DATA EXCERPTS:

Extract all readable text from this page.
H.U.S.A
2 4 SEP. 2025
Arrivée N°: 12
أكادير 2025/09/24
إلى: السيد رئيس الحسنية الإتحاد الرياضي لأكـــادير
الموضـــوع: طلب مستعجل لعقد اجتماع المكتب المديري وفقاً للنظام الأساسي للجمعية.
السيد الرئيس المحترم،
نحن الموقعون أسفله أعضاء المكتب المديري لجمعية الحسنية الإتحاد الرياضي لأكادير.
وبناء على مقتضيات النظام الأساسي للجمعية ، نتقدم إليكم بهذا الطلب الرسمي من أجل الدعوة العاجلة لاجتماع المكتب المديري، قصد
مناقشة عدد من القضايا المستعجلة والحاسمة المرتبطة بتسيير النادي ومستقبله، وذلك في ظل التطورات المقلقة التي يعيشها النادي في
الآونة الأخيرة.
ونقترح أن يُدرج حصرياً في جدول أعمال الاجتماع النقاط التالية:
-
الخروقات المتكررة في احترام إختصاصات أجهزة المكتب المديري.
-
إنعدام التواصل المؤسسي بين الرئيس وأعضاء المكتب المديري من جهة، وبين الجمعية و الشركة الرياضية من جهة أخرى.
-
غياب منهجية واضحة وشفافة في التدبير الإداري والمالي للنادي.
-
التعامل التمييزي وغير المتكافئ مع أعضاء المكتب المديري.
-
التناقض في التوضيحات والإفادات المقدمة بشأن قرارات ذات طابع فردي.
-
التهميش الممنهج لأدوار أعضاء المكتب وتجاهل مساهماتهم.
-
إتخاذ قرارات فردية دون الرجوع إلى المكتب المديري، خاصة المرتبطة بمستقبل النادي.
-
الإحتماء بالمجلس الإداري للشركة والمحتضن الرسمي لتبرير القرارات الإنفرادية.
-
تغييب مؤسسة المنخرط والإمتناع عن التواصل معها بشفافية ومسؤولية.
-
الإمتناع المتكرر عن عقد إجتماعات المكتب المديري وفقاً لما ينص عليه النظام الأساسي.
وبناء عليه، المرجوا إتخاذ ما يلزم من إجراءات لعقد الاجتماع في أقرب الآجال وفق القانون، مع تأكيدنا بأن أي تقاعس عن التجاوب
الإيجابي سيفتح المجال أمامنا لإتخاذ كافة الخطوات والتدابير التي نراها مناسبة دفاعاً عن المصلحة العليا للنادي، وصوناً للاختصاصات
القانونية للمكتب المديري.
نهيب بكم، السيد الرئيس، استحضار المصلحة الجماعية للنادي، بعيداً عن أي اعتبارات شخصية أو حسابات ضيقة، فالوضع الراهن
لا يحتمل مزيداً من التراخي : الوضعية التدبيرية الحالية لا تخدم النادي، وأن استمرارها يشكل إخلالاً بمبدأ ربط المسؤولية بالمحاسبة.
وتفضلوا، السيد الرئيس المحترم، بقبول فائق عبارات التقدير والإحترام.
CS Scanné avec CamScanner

DIRECTIVE:
Filter the data, keeping only the lines that contain "الأساسي".

SOLUTION FOR THIS EXERCISE:
الموضـــوع: طلب مستعجل لعقد اجتماع المكتب المديري وفقاً للنظام الأساسي للجمعية.
وبناء على مقتضيات النظام الأساسي للجمعية ، نتقدم إليكم بهذا الطلب الرسمي من أجل الدعوة العاجلة لاجتماع المكتب المديري، قصد
الإمتناع المتكرر عن عقد إجتماعات المكتب المديري وفقاً لما ينص عليه النظام الأساسي.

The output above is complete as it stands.